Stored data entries
━━━━━━
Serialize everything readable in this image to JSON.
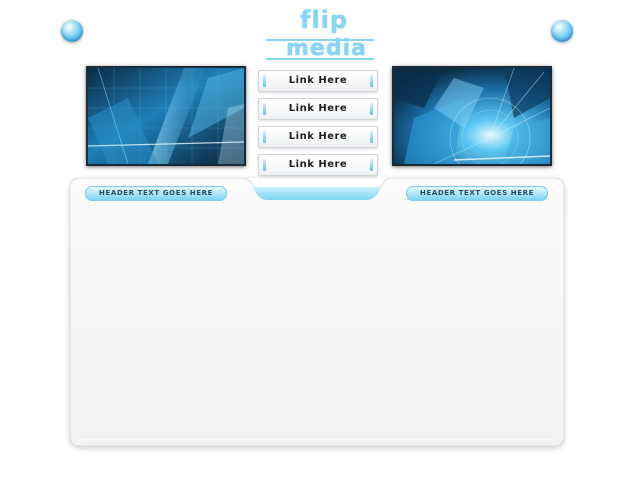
{
  "logo": {
    "line1": "flip",
    "line2": "media",
    "color": "#8ad4f4"
  },
  "nav": {
    "links": [
      {
        "label": "Link Here"
      },
      {
        "label": "Link Here"
      },
      {
        "label": "Link Here"
      },
      {
        "label": "Link Here"
      }
    ]
  },
  "panel": {
    "header_left": "HEADER TEXT GOES HERE",
    "header_right": "HEADER TEXT GOES HERE"
  },
  "colors": {
    "accent": "#6cc9f2",
    "accent_dark": "#2a9ad8",
    "panel_bg": "#f4f4f4",
    "page_bg": "#ffffff"
  }
}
━━━━━━
The entries above are to be returned exactly, without their pictures.

COMPLETE ANSWER:
Serialize everything readable in this image to JSON.
{
  "logo": {
    "line1": "flip",
    "line2": "media",
    "color": "#8ad4f4"
  },
  "nav": {
    "links": [
      {
        "label": "Link Here"
      },
      {
        "label": "Link Here"
      },
      {
        "label": "Link Here"
      },
      {
        "label": "Link Here"
      }
    ]
  },
  "panel": {
    "header_left": "HEADER TEXT GOES HERE",
    "header_right": "HEADER TEXT GOES HERE"
  },
  "colors": {
    "accent": "#6cc9f2",
    "accent_dark": "#2a9ad8",
    "panel_bg": "#f4f4f4",
    "page_bg": "#ffffff"
  }
}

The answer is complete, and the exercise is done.